■ **BRIEF**: Using the material below, copy every line where "this" appears.

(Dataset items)
......

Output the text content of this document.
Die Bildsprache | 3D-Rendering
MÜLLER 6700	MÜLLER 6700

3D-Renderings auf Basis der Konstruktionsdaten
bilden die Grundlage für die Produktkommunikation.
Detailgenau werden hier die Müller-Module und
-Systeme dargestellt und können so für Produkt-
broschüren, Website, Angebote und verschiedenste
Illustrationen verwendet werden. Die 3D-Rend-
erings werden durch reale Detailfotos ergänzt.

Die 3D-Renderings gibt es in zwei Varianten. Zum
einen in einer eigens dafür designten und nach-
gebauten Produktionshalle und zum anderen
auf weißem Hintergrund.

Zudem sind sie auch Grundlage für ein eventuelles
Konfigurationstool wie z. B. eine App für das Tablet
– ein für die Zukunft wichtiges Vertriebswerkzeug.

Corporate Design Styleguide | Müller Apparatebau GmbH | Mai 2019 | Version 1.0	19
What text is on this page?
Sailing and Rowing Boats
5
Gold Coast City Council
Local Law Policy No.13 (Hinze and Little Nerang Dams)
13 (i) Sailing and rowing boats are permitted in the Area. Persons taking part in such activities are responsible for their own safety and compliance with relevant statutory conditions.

......

■ **TASK RESULT**:
Output the text content of this document.
What text is on this page?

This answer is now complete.